**EXERCISE DIRECTIONS**
Report how many lines contain the word "name"; answer with the number only.

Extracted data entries
——
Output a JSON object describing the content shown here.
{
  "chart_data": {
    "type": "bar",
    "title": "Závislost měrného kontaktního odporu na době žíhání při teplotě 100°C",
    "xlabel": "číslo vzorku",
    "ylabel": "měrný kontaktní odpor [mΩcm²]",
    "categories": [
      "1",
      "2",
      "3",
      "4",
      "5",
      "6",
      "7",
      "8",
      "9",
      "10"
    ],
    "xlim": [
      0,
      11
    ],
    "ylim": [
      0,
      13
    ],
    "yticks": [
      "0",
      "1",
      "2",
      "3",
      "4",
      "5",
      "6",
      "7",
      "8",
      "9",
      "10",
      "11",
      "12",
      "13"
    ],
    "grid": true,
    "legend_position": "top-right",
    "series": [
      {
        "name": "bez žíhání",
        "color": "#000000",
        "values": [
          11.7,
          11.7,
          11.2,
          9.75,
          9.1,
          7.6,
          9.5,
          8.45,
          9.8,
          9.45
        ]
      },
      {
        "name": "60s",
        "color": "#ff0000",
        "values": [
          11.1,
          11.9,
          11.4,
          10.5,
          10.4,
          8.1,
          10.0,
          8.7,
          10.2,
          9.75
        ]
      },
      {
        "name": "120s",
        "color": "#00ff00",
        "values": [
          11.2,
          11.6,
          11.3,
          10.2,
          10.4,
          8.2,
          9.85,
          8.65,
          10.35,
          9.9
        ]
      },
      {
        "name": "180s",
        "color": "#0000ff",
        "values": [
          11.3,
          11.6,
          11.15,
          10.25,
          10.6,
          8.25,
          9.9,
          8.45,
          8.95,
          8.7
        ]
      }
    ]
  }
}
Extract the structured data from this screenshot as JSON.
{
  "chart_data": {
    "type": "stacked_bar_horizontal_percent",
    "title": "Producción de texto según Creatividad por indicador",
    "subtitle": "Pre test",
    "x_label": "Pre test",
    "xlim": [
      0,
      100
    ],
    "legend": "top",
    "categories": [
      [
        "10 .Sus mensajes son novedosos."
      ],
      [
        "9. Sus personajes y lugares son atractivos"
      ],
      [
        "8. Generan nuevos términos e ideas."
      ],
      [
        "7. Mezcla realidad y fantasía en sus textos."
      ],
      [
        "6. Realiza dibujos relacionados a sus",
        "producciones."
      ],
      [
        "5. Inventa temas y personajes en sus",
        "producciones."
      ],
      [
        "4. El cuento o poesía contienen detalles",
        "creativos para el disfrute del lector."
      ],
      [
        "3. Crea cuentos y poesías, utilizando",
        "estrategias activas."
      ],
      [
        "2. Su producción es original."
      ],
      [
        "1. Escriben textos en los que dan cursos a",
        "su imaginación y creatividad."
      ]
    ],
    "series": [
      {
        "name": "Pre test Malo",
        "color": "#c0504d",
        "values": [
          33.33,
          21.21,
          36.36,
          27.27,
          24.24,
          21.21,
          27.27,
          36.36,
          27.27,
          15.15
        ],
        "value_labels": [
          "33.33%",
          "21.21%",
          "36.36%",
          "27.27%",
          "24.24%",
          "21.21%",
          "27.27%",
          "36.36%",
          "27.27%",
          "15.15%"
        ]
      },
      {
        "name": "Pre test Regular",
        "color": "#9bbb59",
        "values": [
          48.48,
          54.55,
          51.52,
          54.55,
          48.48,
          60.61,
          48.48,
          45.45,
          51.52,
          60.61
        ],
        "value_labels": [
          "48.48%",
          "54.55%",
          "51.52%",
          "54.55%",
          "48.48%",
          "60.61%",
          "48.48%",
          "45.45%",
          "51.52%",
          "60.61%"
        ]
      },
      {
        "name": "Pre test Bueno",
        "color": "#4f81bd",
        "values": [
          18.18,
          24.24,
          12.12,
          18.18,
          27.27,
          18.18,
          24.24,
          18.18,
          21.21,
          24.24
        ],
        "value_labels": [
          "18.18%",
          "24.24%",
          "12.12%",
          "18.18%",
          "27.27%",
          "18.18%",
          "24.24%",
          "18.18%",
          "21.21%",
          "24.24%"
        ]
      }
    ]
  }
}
——
**RESULT**
7